To-do list:
(A) Retype the Louise Connell review from "The Poetry of" down to "she is singing.", without changing anything.
(B) Based on the Louise Connell review, answer yes or no to each statement below, and quote the words of the review that decide it: (i) The writer heard Louise Connell perform at the Voodoo Rooms on a Tuesday evening. (ii) The writer describes Louise Connell as a confident, outgoing performer. (iii) The writer understood her lyrics right away.

The Poetry of Louise Connell
Music & poetry have always been easy bedfellows, teasing each other with magic to create something wholly cosmic, wholly beautiful. Singers like Bob Dylan & Jim Morrison were choral bards whose words meant as much as the melody – to hypnotise with the tune, to penetrate the soul with the vision. Alas, in recent years, across the music scene, the lyrics of songs have been slowly descending into a sewer of indifference, with A&R folk more interested in social media stats than talent. How sparklingly wonderful is the appearance, then, of a young singer-songwriter who really cares about what she is singing.

A few weeks ago I quite randomly found myself in the Voodoo Rooms one Tuesday evening listening to a young lady & her band. The lady has a name, Louise Connell, a quite bonnie & thickly-accented lassie from Airdrie. A shy performer, Louise has an ethereal voice which soothes the listener’s receptability, fooling us into mentally relaxing as she tosses her songs of spinning shuriken into our psyche. Louise, you see, is a poet. It took me a while to realise – the aforementioned thick accent is difficult to penetrate sometimes – but as the gig went on, & the words & phrases Louise chooses became steadily more transparent, I began to screw down, transfixed, into my seat, resting chin betwyx finger & thumb. It was as if the spirit of John Keats had manifested itself into this gentle & honey-tongued goddess from the Central Belt; but with an edge, for Keats could never have sung the opening lyrics of Connell’s self-penned Maria;
The wine glass slithers down the wall
The cooker’s on but the room is cold
Maria, where’s the girl who swallows lies,
And coughs them up as smiles?

Supplied records:

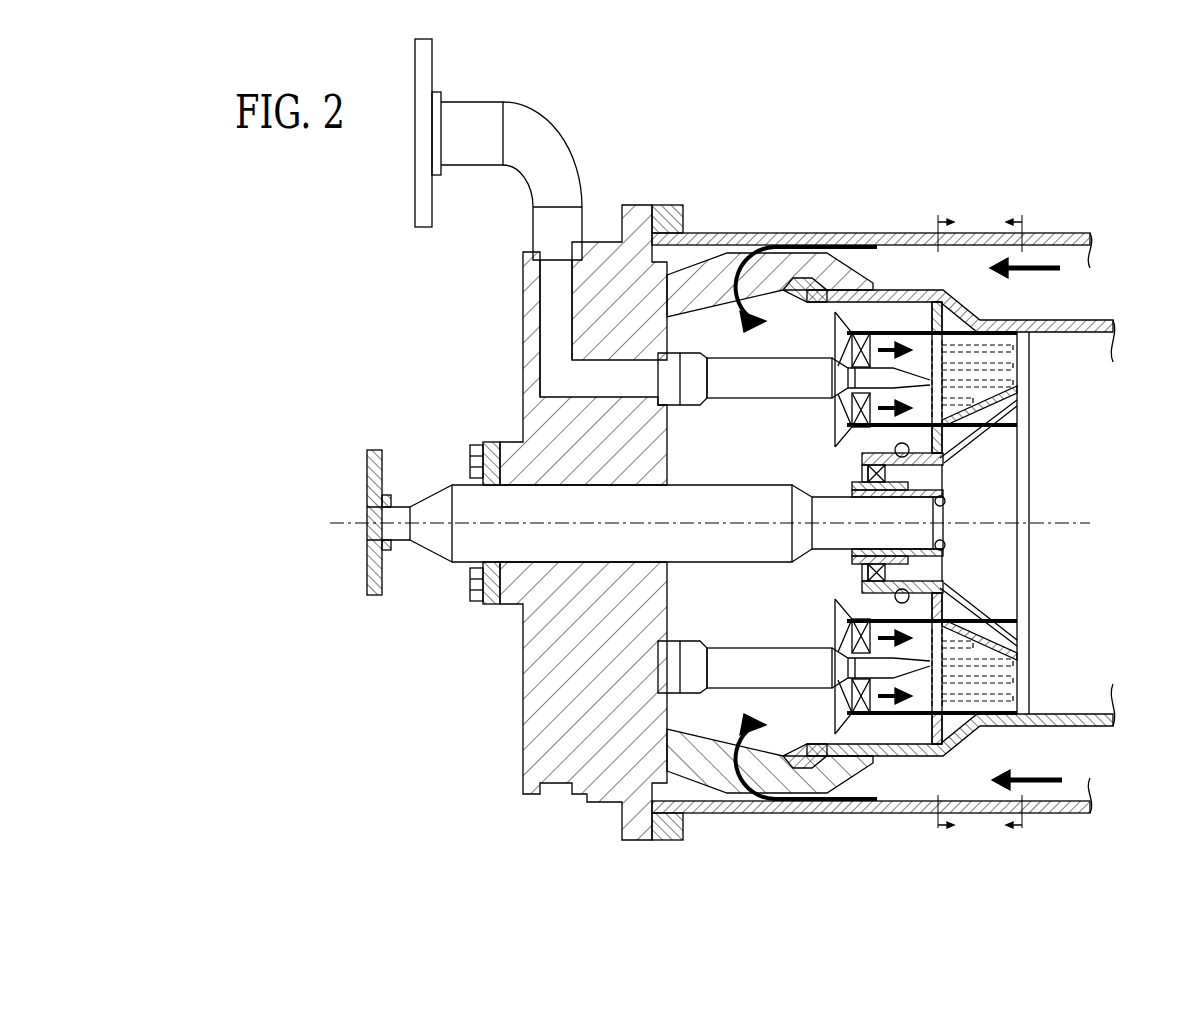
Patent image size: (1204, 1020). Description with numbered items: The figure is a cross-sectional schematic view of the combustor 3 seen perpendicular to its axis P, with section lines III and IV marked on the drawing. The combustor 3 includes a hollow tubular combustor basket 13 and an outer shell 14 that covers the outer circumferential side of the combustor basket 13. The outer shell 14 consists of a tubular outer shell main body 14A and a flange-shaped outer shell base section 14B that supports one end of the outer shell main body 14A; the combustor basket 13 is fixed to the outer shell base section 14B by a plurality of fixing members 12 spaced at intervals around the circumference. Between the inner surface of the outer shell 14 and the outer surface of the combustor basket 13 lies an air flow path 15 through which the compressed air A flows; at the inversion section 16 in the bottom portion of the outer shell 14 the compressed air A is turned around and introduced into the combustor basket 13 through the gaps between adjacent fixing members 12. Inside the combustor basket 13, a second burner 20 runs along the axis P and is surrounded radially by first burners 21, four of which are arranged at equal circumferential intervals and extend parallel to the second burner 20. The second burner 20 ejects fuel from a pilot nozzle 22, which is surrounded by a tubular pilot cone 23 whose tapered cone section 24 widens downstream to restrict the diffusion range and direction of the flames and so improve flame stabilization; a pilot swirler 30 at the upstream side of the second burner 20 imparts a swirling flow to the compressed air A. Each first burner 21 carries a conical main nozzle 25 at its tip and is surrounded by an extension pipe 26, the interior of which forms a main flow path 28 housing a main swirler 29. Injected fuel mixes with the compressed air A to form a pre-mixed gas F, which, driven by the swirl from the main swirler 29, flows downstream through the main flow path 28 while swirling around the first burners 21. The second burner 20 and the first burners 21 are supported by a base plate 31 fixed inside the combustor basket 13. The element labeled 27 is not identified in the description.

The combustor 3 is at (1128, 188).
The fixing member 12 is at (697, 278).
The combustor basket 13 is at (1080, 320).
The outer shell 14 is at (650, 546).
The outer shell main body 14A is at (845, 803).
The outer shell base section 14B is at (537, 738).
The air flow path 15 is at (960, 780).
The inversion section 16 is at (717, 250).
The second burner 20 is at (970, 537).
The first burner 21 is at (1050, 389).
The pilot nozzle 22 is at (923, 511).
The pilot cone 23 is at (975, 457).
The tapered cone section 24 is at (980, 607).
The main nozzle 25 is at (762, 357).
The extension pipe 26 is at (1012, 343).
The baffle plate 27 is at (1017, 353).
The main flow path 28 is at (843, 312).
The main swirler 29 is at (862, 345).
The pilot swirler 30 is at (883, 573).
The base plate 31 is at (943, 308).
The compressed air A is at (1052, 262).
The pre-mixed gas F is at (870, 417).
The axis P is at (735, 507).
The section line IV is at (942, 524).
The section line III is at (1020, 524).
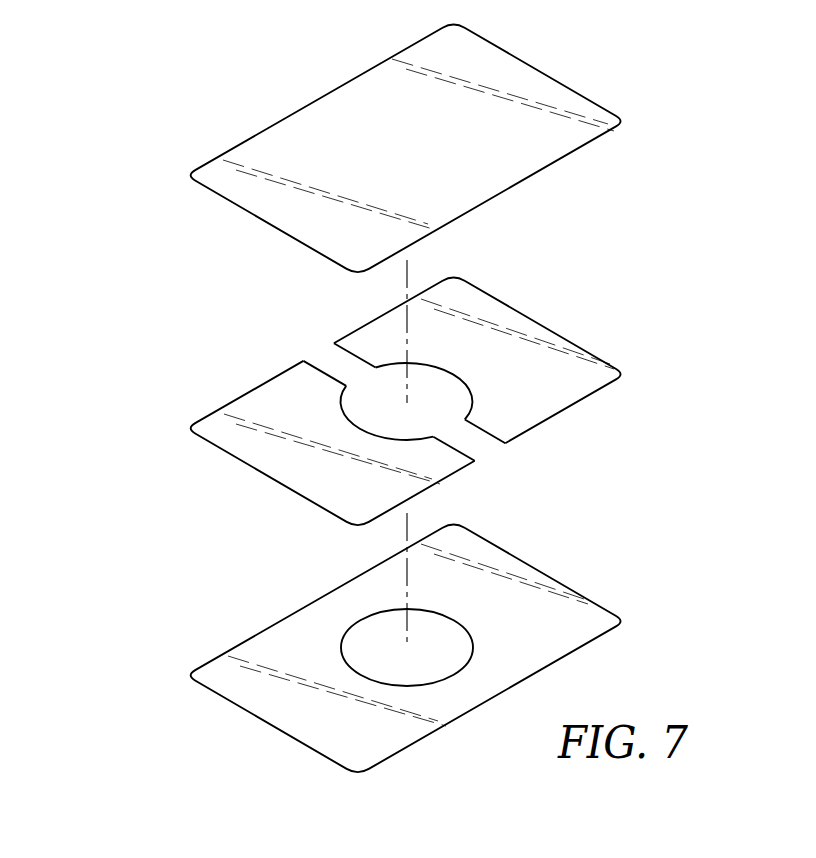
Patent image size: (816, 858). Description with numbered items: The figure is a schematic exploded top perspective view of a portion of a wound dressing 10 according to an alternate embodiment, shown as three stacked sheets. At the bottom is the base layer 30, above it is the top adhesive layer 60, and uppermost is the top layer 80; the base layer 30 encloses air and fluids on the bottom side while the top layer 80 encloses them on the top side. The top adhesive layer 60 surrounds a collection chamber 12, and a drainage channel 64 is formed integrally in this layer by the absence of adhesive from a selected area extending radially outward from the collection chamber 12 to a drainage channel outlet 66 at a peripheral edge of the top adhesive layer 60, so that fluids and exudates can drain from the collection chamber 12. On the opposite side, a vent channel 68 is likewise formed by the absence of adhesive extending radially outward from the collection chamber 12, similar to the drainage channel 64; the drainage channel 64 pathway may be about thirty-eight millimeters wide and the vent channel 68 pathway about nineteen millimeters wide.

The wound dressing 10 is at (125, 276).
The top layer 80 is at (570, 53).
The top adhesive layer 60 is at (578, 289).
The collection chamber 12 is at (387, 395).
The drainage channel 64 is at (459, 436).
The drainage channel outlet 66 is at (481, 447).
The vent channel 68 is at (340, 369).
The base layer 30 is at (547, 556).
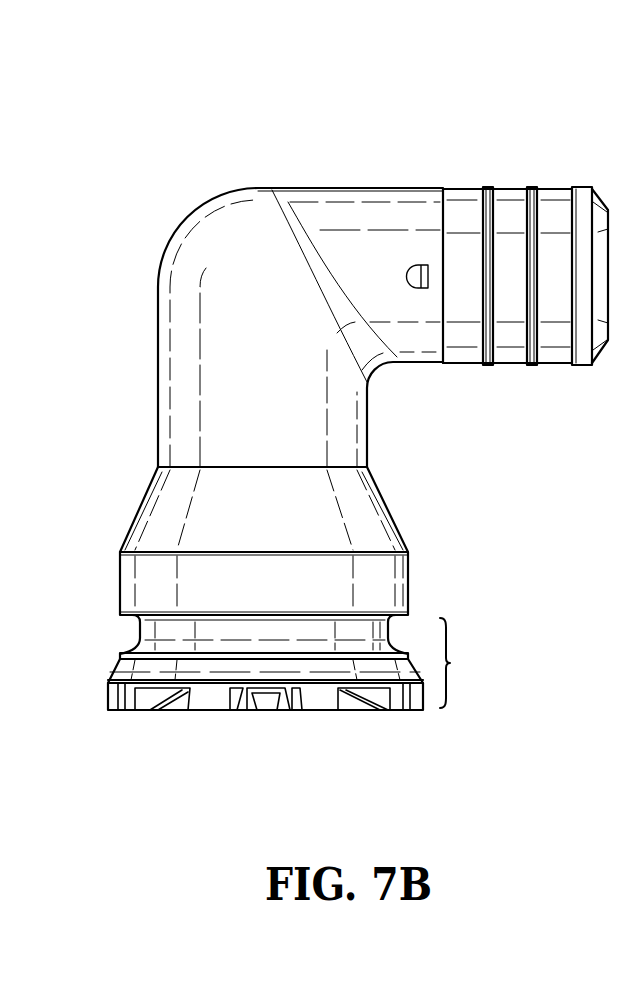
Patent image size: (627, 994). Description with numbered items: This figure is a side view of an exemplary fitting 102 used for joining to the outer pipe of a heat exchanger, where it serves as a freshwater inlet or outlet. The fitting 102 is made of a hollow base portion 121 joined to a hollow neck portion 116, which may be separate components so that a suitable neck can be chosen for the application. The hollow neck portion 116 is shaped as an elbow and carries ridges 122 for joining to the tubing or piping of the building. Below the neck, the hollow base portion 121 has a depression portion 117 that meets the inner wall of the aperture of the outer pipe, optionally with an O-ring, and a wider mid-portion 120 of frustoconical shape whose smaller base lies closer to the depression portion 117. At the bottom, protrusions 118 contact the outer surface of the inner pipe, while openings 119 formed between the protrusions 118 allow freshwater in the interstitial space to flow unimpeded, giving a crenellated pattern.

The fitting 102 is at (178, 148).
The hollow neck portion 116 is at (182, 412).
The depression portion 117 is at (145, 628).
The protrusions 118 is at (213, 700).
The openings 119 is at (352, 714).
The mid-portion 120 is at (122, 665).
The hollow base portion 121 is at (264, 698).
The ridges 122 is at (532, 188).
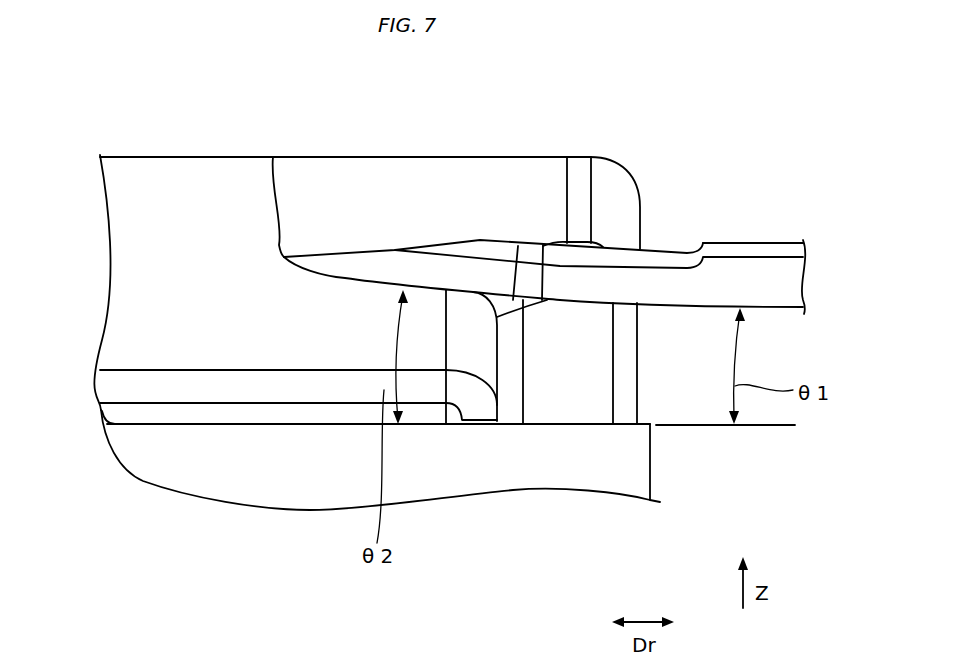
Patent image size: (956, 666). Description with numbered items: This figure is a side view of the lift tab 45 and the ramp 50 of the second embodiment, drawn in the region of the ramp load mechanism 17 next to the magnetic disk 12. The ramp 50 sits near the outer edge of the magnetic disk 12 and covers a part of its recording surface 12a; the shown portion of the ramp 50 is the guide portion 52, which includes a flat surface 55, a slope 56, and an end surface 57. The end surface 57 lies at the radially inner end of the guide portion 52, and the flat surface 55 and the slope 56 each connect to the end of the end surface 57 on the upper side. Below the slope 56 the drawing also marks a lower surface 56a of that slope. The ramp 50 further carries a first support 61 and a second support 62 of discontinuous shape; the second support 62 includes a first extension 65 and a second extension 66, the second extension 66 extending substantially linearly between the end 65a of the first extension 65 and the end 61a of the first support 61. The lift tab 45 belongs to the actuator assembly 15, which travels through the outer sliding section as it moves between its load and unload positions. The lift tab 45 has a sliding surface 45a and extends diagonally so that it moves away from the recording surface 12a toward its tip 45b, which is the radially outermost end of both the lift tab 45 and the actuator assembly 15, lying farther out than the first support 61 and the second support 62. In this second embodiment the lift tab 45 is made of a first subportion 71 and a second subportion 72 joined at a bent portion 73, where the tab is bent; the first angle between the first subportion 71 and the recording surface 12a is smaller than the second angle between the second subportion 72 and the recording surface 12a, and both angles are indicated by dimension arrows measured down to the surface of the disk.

Answer list:
(A)
The Poetry of Louise Connell
Music & poetry have always been easy bedfellows, teasing each other with magic to create something wholly cosmic, wholly beautiful. Singers like Bob Dylan & Jim Morrison were choral bards whose words meant as much as the melody – to hypnotise with the tune, to penetrate the soul with the vision. Alas, in recent years, across the music scene, the lyrics of songs have been slowly descending into a sewer of indifference, with A&R folk more interested in social media stats than talent. How sparklingly wonderful is the appearance, then, of a young singer-songwriter who really cares about what she is singing.

(B)
(i) Yes: "I quite randomly found myself in the Voodoo Rooms one Tuesday evening listening to a young lady & her band."
(ii) No: "A shy performer"
(iii) No: "It took me a while to realise – the aforementioned thick accent is difficult to penetrate sometimes"